TASK TO COMPLETE ▸ The records below must be retyped exactly.

EXTRACTED DATA ▸
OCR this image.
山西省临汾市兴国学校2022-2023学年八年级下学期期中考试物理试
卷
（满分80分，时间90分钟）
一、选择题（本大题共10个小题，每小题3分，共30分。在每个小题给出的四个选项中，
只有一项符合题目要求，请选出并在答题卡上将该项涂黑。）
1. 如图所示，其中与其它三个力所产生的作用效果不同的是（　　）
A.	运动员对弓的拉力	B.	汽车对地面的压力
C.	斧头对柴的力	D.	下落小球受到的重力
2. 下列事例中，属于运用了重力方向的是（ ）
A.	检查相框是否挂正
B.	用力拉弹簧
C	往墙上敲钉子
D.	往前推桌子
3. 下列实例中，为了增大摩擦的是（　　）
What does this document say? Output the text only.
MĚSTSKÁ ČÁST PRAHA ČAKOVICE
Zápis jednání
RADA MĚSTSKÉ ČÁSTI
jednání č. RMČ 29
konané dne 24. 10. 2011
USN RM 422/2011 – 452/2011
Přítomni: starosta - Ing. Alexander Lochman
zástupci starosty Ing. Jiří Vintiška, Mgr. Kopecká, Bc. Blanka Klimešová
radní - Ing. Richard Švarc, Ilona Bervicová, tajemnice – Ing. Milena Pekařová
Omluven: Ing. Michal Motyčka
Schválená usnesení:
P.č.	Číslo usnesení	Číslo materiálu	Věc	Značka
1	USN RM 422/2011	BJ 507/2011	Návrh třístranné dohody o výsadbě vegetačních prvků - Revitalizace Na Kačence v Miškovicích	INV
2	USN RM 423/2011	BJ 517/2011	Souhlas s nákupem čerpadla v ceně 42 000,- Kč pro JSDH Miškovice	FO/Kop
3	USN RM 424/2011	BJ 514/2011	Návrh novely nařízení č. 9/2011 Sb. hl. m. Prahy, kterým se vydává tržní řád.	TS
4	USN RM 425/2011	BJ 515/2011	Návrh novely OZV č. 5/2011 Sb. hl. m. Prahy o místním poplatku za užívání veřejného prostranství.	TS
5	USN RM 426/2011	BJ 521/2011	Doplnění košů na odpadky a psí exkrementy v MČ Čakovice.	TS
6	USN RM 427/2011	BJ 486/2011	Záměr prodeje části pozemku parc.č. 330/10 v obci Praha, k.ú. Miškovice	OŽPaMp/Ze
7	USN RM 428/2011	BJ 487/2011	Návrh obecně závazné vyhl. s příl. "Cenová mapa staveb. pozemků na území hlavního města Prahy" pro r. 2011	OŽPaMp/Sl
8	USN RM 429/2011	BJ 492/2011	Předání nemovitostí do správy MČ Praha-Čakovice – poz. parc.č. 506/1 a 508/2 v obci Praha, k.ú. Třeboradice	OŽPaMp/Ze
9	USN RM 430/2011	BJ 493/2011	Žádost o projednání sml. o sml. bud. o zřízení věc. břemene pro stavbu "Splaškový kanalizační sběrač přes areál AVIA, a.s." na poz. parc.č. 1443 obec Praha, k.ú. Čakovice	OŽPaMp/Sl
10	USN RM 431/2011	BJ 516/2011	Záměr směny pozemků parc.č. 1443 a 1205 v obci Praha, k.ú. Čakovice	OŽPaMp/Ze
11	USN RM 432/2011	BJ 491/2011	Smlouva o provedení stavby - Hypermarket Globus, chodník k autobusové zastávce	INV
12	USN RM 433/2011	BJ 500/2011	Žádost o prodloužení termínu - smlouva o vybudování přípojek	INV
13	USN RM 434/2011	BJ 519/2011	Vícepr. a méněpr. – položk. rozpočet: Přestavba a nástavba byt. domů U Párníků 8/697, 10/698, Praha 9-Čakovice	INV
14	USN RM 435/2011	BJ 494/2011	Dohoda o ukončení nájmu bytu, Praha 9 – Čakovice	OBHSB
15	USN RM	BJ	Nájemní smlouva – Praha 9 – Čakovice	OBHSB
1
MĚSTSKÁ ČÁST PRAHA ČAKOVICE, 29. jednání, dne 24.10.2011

EXERCISE ANSWER ▸
OCR this image.
山西省临汾市兴国学校2022-2023学年八年级下学期期中考试物理试
卷
（满分80分，时间90分钟）
一、选择题（本大题共10个小题，每小题3分，共30分。在每个小题给出的四个选项中，
只有一项符合题目要求，请选出并在答题卡上将该项涂黑。）
1. 如图所示，其中与其它三个力所产生的作用效果不同的是（　　）
A.	运动员对弓的拉力	B.	汽车对地面的压力
C.	斧头对柴的力	D.	下落小球受到的重力
2. 下列事例中，属于运用了重力方向的是（ ）
A.	检查相框是否挂正
B.	用力拉弹簧
C	往墙上敲钉子
D.	往前推桌子
3. 下列实例中，为了增大摩擦的是（　　）
What does this document say? Output the text only.
MĚSTSKÁ ČÁST PRAHA ČAKOVICE
Zápis jednání
RADA MĚSTSKÉ ČÁSTI
jednání č. RMČ 29
konané dne 24. 10. 2011
USN RM 422/2011 – 452/2011
Přítomni: starosta - Ing. Alexander Lochman
zástupci starosty Ing. Jiří Vintiška, Mgr. Kopecká, Bc. Blanka Klimešová
radní - Ing. Richard Švarc, Ilona Bervicová, tajemnice – Ing. Milena Pekařová
Omluven: Ing. Michal Motyčka
Schválená usnesení:
P.č.	Číslo usnesení	Číslo materiálu	Věc	Značka
1	USN RM 422/2011	BJ 507/2011	Návrh třístranné dohody o výsadbě vegetačních prvků - Revitalizace Na Kačence v Miškovicích	INV
2	USN RM 423/2011	BJ 517/2011	Souhlas s nákupem čerpadla v ceně 42 000,- Kč pro JSDH Miškovice	FO/Kop
3	USN RM 424/2011	BJ 514/2011	Návrh novely nařízení č. 9/2011 Sb. hl. m. Prahy, kterým se vydává tržní řád.	TS
4	USN RM 425/2011	BJ 515/2011	Návrh novely OZV č. 5/2011 Sb. hl. m. Prahy o místním poplatku za užívání veřejného prostranství.	TS
5	USN RM 426/2011	BJ 521/2011	Doplnění košů na odpadky a psí exkrementy v MČ Čakovice.	TS
6	USN RM 427/2011	BJ 486/2011	Záměr prodeje části pozemku parc.č. 330/10 v obci Praha, k.ú. Miškovice	OŽPaMp/Ze
7	USN RM 428/2011	BJ 487/2011	Návrh obecně závazné vyhl. s příl. "Cenová mapa staveb. pozemků na území hlavního města Prahy" pro r. 2011	OŽPaMp/Sl
8	USN RM 429/2011	BJ 492/2011	Předání nemovitostí do správy MČ Praha-Čakovice – poz. parc.č. 506/1 a 508/2 v obci Praha, k.ú. Třeboradice	OŽPaMp/Ze
9	USN RM 430/2011	BJ 493/2011	Žádost o projednání sml. o sml. bud. o zřízení věc. břemene pro stavbu "Splaškový kanalizační sběrač přes areál AVIA, a.s." na poz. parc.č. 1443 obec Praha, k.ú. Čakovice	OŽPaMp/Sl
10	USN RM 431/2011	BJ 516/2011	Záměr směny pozemků parc.č. 1443 a 1205 v obci Praha, k.ú. Čakovice	OŽPaMp/Ze
11	USN RM 432/2011	BJ 491/2011	Smlouva o provedení stavby - Hypermarket Globus, chodník k autobusové zastávce	INV
12	USN RM 433/2011	BJ 500/2011	Žádost o prodloužení termínu - smlouva o vybudování přípojek	INV
13	USN RM 434/2011	BJ 519/2011	Vícepr. a méněpr. – položk. rozpočet: Přestavba a nástavba byt. domů U Párníků 8/697, 10/698, Praha 9-Čakovice	INV
14	USN RM 435/2011	BJ 494/2011	Dohoda o ukončení nájmu bytu, Praha 9 – Čakovice	OBHSB
15	USN RM	BJ	Nájemní smlouva – Praha 9 – Čakovice	OBHSB
1
MĚSTSKÁ ČÁST PRAHA ČAKOVICE, 29. jednání, dne 24.10.2011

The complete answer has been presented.